### Directions for this task
Repeat every record below exactly, omitting any pictures.
------ Provided data ------
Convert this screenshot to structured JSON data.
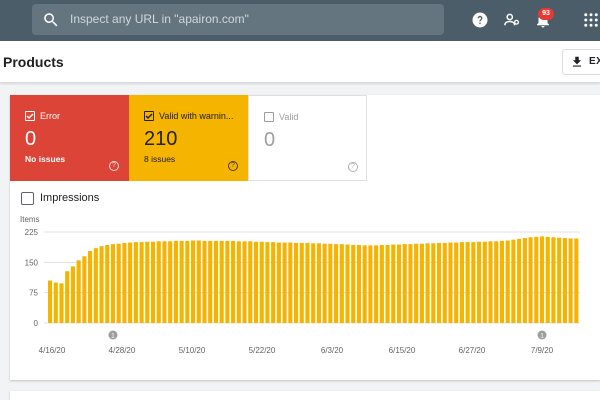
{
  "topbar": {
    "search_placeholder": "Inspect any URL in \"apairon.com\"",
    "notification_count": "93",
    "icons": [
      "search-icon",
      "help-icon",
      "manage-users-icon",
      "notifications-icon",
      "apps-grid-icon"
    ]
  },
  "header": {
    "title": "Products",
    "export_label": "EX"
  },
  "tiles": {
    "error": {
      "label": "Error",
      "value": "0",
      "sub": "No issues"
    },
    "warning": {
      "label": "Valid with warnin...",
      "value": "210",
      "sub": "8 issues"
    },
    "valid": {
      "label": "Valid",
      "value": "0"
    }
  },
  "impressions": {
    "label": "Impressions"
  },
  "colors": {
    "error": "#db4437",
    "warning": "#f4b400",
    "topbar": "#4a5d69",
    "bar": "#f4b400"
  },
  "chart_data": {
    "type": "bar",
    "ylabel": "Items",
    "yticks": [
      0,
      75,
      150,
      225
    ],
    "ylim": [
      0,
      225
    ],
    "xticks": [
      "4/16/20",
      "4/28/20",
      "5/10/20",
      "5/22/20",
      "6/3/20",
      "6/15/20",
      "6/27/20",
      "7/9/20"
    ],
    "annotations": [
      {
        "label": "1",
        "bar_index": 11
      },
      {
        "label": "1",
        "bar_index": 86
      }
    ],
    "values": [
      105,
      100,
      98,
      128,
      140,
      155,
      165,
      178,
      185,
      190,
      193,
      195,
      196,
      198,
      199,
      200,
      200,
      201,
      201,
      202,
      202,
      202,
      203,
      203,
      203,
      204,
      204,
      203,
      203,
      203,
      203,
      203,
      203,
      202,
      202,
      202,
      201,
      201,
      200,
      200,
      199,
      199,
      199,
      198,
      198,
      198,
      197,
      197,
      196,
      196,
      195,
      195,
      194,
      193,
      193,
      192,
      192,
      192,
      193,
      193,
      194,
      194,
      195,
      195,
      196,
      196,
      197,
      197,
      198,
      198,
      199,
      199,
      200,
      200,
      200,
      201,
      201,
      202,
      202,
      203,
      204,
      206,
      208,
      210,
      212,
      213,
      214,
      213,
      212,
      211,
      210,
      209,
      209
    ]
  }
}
------
### Worked solution
Convert this screenshot to structured JSON data.
{
  "topbar": {
    "search_placeholder": "Inspect any URL in \"apairon.com\"",
    "notification_count": "93",
    "icons": [
      "search-icon",
      "help-icon",
      "manage-users-icon",
      "notifications-icon",
      "apps-grid-icon"
    ]
  },
  "header": {
    "title": "Products",
    "export_label": "EX"
  },
  "tiles": {
    "error": {
      "label": "Error",
      "value": "0",
      "sub": "No issues"
    },
    "warning": {
      "label": "Valid with warnin...",
      "value": "210",
      "sub": "8 issues"
    },
    "valid": {
      "label": "Valid",
      "value": "0"
    }
  },
  "impressions": {
    "label": "Impressions"
  },
  "colors": {
    "error": "#db4437",
    "warning": "#f4b400",
    "topbar": "#4a5d69",
    "bar": "#f4b400"
  },
  "chart_data": {
    "type": "bar",
    "ylabel": "Items",
    "yticks": [
      0,
      75,
      150,
      225
    ],
    "ylim": [
      0,
      225
    ],
    "xticks": [
      "4/16/20",
      "4/28/20",
      "5/10/20",
      "5/22/20",
      "6/3/20",
      "6/15/20",
      "6/27/20",
      "7/9/20"
    ],
    "annotations": [
      {
        "label": "1",
        "bar_index": 11
      },
      {
        "label": "1",
        "bar_index": 86
      }
    ],
    "values": [
      105,
      100,
      98,
      128,
      140,
      155,
      165,
      178,
      185,
      190,
      193,
      195,
      196,
      198,
      199,
      200,
      200,
      201,
      201,
      202,
      202,
      202,
      203,
      203,
      203,
      204,
      204,
      203,
      203,
      203,
      203,
      203,
      203,
      202,
      202,
      202,
      201,
      201,
      200,
      200,
      199,
      199,
      199,
      198,
      198,
      198,
      197,
      197,
      196,
      196,
      195,
      195,
      194,
      193,
      193,
      192,
      192,
      192,
      193,
      193,
      194,
      194,
      195,
      195,
      196,
      196,
      197,
      197,
      198,
      198,
      199,
      199,
      200,
      200,
      200,
      201,
      201,
      202,
      202,
      203,
      204,
      206,
      208,
      210,
      212,
      213,
      214,
      213,
      212,
      211,
      210,
      209,
      209
    ]
  }
}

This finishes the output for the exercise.